EXERCISE DESCRIPTION ▸ Copy out every line in which the string "земельного" occurs.

Items from a dataset:
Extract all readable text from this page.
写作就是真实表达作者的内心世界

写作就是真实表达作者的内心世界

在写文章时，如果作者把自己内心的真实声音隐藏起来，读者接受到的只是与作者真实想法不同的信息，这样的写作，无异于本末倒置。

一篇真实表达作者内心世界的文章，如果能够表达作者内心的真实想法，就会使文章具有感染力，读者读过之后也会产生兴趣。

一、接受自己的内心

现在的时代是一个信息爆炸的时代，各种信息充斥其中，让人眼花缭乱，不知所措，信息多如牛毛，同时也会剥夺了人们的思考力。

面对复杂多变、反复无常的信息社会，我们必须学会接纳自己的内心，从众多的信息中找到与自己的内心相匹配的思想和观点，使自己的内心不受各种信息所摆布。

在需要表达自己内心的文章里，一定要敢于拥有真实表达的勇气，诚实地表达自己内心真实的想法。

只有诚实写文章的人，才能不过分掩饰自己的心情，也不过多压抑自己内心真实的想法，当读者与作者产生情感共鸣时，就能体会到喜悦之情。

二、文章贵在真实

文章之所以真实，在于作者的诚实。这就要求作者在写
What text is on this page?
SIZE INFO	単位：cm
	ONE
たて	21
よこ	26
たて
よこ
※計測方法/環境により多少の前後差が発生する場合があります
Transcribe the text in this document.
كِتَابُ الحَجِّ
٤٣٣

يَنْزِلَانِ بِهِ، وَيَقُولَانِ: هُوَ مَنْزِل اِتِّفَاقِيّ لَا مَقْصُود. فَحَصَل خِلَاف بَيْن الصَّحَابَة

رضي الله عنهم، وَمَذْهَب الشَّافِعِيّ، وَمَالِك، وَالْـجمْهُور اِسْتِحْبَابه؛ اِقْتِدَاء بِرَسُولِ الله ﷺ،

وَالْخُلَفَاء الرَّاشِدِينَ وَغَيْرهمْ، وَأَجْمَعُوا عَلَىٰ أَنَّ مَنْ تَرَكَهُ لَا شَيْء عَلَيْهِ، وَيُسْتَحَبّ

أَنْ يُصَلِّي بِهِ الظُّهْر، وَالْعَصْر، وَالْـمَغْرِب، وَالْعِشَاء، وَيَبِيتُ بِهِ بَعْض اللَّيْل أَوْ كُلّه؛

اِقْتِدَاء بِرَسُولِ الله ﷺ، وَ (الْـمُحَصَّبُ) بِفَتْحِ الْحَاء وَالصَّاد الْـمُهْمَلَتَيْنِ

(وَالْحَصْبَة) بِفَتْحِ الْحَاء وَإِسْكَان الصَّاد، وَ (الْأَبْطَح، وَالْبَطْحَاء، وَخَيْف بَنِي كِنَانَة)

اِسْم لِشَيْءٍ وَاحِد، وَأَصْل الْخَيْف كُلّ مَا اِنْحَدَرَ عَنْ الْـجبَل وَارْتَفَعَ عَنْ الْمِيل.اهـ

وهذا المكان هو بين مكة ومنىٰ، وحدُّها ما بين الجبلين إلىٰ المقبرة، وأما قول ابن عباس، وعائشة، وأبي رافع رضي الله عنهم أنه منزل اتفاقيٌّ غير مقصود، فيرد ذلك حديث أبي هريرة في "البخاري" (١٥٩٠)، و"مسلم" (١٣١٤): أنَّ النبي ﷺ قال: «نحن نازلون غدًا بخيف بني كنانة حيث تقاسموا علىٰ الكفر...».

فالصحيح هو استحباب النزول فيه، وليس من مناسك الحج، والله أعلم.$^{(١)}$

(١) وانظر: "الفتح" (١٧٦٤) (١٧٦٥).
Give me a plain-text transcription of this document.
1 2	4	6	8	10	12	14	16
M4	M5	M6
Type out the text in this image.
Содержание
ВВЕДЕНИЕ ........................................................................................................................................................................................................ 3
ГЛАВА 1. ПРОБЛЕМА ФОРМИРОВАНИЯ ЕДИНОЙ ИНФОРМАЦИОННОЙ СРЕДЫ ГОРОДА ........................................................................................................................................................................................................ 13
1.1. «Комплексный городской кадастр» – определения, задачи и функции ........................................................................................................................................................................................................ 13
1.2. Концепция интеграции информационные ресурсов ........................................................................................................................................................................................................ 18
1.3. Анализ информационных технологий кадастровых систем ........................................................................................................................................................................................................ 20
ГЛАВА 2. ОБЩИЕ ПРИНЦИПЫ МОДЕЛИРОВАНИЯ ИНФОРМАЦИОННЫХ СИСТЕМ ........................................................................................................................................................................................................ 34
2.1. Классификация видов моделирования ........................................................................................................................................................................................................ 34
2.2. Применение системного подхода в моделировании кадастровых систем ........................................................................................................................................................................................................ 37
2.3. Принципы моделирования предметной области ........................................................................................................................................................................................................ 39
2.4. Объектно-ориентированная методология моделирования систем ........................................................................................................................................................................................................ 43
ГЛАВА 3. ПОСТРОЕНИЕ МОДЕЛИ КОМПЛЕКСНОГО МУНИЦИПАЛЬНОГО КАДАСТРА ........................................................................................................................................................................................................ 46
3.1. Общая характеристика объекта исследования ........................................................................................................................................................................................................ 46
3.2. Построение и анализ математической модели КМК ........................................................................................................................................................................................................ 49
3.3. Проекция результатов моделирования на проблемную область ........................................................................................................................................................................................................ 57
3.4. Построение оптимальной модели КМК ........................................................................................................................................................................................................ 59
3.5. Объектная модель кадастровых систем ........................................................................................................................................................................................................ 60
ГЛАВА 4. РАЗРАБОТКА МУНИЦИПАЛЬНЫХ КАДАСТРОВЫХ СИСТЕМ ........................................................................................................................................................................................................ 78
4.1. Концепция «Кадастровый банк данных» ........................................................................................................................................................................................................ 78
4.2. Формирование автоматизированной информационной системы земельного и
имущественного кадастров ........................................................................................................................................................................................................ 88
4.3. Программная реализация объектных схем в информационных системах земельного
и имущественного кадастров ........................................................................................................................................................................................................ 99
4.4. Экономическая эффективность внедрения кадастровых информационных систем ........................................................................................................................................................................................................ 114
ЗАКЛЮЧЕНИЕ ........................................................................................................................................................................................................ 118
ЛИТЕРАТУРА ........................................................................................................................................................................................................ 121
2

TASK OUTPUT ▸
4.2. Формирование автоматизированной информационной системы земельного и
4.3. Программная реализация объектных схем в информационных системах земельного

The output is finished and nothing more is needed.